RECORDS FOR PROCESSING:
⁂
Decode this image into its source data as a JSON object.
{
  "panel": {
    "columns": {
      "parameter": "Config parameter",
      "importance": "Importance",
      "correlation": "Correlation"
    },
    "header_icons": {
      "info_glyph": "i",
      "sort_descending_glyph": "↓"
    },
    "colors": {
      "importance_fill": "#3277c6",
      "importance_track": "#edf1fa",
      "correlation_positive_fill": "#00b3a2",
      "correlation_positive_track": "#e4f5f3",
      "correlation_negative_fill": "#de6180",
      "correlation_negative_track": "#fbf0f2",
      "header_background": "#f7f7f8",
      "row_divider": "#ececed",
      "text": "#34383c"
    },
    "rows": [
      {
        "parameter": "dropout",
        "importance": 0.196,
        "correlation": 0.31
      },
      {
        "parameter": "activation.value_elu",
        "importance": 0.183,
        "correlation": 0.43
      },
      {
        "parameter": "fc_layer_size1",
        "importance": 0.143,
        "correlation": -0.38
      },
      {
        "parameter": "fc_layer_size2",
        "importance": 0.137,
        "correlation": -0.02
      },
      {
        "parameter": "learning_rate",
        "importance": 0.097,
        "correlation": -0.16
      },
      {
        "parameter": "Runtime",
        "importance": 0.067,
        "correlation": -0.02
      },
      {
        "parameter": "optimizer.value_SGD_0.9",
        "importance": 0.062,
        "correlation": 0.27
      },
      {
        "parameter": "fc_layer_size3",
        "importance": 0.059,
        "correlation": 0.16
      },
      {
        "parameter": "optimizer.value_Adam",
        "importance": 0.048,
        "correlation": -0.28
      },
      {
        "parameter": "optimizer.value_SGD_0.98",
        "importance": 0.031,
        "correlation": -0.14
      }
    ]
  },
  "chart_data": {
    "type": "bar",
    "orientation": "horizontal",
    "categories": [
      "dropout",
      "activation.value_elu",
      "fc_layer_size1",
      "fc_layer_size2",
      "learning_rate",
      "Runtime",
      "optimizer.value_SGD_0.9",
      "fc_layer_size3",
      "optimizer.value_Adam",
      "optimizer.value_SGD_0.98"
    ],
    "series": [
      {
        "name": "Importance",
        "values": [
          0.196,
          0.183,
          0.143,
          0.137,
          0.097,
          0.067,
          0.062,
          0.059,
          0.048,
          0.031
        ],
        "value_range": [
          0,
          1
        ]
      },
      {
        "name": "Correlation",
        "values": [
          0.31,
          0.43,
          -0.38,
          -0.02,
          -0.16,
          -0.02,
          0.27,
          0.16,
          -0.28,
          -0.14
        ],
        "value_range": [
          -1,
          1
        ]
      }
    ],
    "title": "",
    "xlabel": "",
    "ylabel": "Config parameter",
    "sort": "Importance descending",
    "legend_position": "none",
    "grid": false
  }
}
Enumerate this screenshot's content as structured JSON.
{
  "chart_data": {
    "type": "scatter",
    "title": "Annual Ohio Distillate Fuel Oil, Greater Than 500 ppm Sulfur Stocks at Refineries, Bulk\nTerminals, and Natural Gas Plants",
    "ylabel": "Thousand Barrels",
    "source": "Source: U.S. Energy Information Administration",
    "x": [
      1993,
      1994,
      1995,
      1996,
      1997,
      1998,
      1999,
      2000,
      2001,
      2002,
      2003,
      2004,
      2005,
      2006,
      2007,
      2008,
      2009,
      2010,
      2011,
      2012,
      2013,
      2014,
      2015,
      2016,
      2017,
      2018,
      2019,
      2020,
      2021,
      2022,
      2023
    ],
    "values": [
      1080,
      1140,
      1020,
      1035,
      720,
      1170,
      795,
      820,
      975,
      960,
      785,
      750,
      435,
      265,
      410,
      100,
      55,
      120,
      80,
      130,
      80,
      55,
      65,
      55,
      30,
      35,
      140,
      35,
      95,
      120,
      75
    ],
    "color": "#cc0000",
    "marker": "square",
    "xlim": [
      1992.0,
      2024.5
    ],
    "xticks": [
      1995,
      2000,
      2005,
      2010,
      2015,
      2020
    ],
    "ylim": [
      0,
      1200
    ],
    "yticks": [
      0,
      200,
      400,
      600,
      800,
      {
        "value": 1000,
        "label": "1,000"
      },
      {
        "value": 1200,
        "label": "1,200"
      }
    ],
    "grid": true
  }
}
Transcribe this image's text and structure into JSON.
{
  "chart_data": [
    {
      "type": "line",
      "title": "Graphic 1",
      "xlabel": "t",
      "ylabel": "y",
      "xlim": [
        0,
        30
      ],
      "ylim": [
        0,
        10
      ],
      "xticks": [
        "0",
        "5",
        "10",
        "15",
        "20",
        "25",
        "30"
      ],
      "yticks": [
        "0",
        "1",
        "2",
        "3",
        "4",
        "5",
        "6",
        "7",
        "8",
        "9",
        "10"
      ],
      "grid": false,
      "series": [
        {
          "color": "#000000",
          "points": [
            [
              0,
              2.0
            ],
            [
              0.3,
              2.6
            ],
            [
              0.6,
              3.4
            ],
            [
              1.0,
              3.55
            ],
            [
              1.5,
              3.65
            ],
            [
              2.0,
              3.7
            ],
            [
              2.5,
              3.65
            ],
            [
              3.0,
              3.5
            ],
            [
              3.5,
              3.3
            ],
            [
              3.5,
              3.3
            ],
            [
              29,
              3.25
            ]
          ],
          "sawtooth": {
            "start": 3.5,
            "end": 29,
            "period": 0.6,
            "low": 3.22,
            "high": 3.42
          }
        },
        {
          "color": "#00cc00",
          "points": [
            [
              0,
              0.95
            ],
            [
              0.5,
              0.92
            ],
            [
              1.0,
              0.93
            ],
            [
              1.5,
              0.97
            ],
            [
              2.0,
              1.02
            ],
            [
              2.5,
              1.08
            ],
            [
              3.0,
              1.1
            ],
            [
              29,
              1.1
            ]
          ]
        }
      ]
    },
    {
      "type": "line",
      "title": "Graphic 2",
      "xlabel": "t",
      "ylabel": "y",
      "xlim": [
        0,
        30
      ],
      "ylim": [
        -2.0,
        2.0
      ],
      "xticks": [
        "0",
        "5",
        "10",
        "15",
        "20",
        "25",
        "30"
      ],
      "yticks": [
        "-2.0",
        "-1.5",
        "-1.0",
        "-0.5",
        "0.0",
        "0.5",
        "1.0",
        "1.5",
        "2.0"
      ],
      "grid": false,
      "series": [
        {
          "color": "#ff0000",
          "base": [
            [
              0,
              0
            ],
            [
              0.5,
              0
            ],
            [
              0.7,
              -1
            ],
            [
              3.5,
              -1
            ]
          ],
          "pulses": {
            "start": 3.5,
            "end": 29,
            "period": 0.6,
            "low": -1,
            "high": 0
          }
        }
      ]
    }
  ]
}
⁂
REQUIRED TASK: Output each record exactly, leaving nothing out.

RESULT OF THE TASK:
Decode this image into its source data as a JSON object.
{
  "panel": {
    "columns": {
      "parameter": "Config parameter",
      "importance": "Importance",
      "correlation": "Correlation"
    },
    "header_icons": {
      "info_glyph": "i",
      "sort_descending_glyph": "↓"
    },
    "colors": {
      "importance_fill": "#3277c6",
      "importance_track": "#edf1fa",
      "correlation_positive_fill": "#00b3a2",
      "correlation_positive_track": "#e4f5f3",
      "correlation_negative_fill": "#de6180",
      "correlation_negative_track": "#fbf0f2",
      "header_background": "#f7f7f8",
      "row_divider": "#ececed",
      "text": "#34383c"
    },
    "rows": [
      {
        "parameter": "dropout",
        "importance": 0.196,
        "correlation": 0.31
      },
      {
        "parameter": "activation.value_elu",
        "importance": 0.183,
        "correlation": 0.43
      },
      {
        "parameter": "fc_layer_size1",
        "importance": 0.143,
        "correlation": -0.38
      },
      {
        "parameter": "fc_layer_size2",
        "importance": 0.137,
        "correlation": -0.02
      },
      {
        "parameter": "learning_rate",
        "importance": 0.097,
        "correlation": -0.16
      },
      {
        "parameter": "Runtime",
        "importance": 0.067,
        "correlation": -0.02
      },
      {
        "parameter": "optimizer.value_SGD_0.9",
        "importance": 0.062,
        "correlation": 0.27
      },
      {
        "parameter": "fc_layer_size3",
        "importance": 0.059,
        "correlation": 0.16
      },
      {
        "parameter": "optimizer.value_Adam",
        "importance": 0.048,
        "correlation": -0.28
      },
      {
        "parameter": "optimizer.value_SGD_0.98",
        "importance": 0.031,
        "correlation": -0.14
      }
    ]
  },
  "chart_data": {
    "type": "bar",
    "orientation": "horizontal",
    "categories": [
      "dropout",
      "activation.value_elu",
      "fc_layer_size1",
      "fc_layer_size2",
      "learning_rate",
      "Runtime",
      "optimizer.value_SGD_0.9",
      "fc_layer_size3",
      "optimizer.value_Adam",
      "optimizer.value_SGD_0.98"
    ],
    "series": [
      {
        "name": "Importance",
        "values": [
          0.196,
          0.183,
          0.143,
          0.137,
          0.097,
          0.067,
          0.062,
          0.059,
          0.048,
          0.031
        ],
        "value_range": [
          0,
          1
        ]
      },
      {
        "name": "Correlation",
        "values": [
          0.31,
          0.43,
          -0.38,
          -0.02,
          -0.16,
          -0.02,
          0.27,
          0.16,
          -0.28,
          -0.14
        ],
        "value_range": [
          -1,
          1
        ]
      }
    ],
    "title": "",
    "xlabel": "",
    "ylabel": "Config parameter",
    "sort": "Importance descending",
    "legend_position": "none",
    "grid": false
  }
}
Enumerate this screenshot's content as structured JSON.
{
  "chart_data": {
    "type": "scatter",
    "title": "Annual Ohio Distillate Fuel Oil, Greater Than 500 ppm Sulfur Stocks at Refineries, Bulk\nTerminals, and Natural Gas Plants",
    "ylabel": "Thousand Barrels",
    "source": "Source: U.S. Energy Information Administration",
    "x": [
      1993,
      1994,
      1995,
      1996,
      1997,
      1998,
      1999,
      2000,
      2001,
      2002,
      2003,
      2004,
      2005,
      2006,
      2007,
      2008,
      2009,
      2010,
      2011,
      2012,
      2013,
      2014,
      2015,
      2016,
      2017,
      2018,
      2019,
      2020,
      2021,
      2022,
      2023
    ],
    "values": [
      1080,
      1140,
      1020,
      1035,
      720,
      1170,
      795,
      820,
      975,
      960,
      785,
      750,
      435,
      265,
      410,
      100,
      55,
      120,
      80,
      130,
      80,
      55,
      65,
      55,
      30,
      35,
      140,
      35,
      95,
      120,
      75
    ],
    "color": "#cc0000",
    "marker": "square",
    "xlim": [
      1992.0,
      2024.5
    ],
    "xticks": [
      1995,
      2000,
      2005,
      2010,
      2015,
      2020
    ],
    "ylim": [
      0,
      1200
    ],
    "yticks": [
      0,
      200,
      400,
      600,
      800,
      {
        "value": 1000,
        "label": "1,000"
      },
      {
        "value": 1200,
        "label": "1,200"
      }
    ],
    "grid": true
  }
}
Transcribe this image's text and structure into JSON.
{
  "chart_data": [
    {
      "type": "line",
      "title": "Graphic 1",
      "xlabel": "t",
      "ylabel": "y",
      "xlim": [
        0,
        30
      ],
      "ylim": [
        0,
        10
      ],
      "xticks": [
        "0",
        "5",
        "10",
        "15",
        "20",
        "25",
        "30"
      ],
      "yticks": [
        "0",
        "1",
        "2",
        "3",
        "4",
        "5",
        "6",
        "7",
        "8",
        "9",
        "10"
      ],
      "grid": false,
      "series": [
        {
          "color": "#000000",
          "points": [
            [
              0,
              2.0
            ],
            [
              0.3,
              2.6
            ],
            [
              0.6,
              3.4
            ],
            [
              1.0,
              3.55
            ],
            [
              1.5,
              3.65
            ],
            [
              2.0,
              3.7
            ],
            [
              2.5,
              3.65
            ],
            [
              3.0,
              3.5
            ],
            [
              3.5,
              3.3
            ],
            [
              3.5,
              3.3
            ],
            [
              29,
              3.25
            ]
          ],
          "sawtooth": {
            "start": 3.5,
            "end": 29,
            "period": 0.6,
            "low": 3.22,
            "high": 3.42
          }
        },
        {
          "color": "#00cc00",
          "points": [
            [
              0,
              0.95
            ],
            [
              0.5,
              0.92
            ],
            [
              1.0,
              0.93
            ],
            [
              1.5,
              0.97
            ],
            [
              2.0,
              1.02
            ],
            [
              2.5,
              1.08
            ],
            [
              3.0,
              1.1
            ],
            [
              29,
              1.1
            ]
          ]
        }
      ]
    },
    {
      "type": "line",
      "title": "Graphic 2",
      "xlabel": "t",
      "ylabel": "y",
      "xlim": [
        0,
        30
      ],
      "ylim": [
        -2.0,
        2.0
      ],
      "xticks": [
        "0",
        "5",
        "10",
        "15",
        "20",
        "25",
        "30"
      ],
      "yticks": [
        "-2.0",
        "-1.5",
        "-1.0",
        "-0.5",
        "0.0",
        "0.5",
        "1.0",
        "1.5",
        "2.0"
      ],
      "grid": false,
      "series": [
        {
          "color": "#ff0000",
          "base": [
            [
              0,
              0
            ],
            [
              0.5,
              0
            ],
            [
              0.7,
              -1
            ],
            [
              3.5,
              -1
            ]
          ],
          "pulses": {
            "start": 3.5,
            "end": 29,
            "period": 0.6,
            "low": -1,
            "high": 0
          }
        }
      ]
    }
  ]
}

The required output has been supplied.